BEGIN

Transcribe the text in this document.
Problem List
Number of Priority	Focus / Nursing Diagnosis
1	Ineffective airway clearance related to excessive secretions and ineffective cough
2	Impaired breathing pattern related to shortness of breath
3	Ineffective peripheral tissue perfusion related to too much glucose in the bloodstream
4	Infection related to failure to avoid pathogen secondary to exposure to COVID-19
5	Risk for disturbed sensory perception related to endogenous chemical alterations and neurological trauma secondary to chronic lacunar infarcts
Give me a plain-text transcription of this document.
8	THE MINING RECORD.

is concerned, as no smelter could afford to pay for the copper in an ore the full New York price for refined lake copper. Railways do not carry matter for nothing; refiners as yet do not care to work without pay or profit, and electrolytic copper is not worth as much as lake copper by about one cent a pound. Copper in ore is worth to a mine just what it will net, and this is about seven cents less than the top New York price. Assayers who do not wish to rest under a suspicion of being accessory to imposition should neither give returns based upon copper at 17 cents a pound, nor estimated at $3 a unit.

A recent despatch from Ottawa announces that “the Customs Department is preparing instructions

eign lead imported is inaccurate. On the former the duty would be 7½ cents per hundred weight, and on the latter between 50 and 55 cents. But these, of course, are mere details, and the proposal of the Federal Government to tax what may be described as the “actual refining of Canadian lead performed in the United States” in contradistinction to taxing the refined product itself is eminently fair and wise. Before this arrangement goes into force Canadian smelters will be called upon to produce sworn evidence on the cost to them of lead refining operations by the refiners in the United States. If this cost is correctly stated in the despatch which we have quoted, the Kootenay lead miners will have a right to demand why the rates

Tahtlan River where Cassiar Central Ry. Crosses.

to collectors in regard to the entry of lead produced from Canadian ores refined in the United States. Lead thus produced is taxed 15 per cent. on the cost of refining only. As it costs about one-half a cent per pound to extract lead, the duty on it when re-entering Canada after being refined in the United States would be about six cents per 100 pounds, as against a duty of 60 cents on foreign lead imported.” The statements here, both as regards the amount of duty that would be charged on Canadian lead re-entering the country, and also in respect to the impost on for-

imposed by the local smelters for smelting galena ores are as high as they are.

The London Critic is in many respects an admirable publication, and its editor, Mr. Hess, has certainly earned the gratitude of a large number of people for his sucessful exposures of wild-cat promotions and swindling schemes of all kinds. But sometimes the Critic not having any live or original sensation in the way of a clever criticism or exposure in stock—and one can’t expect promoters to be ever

END

Task to carry out: Tally the lines above that contain "related"; give only the number.

Response below: 5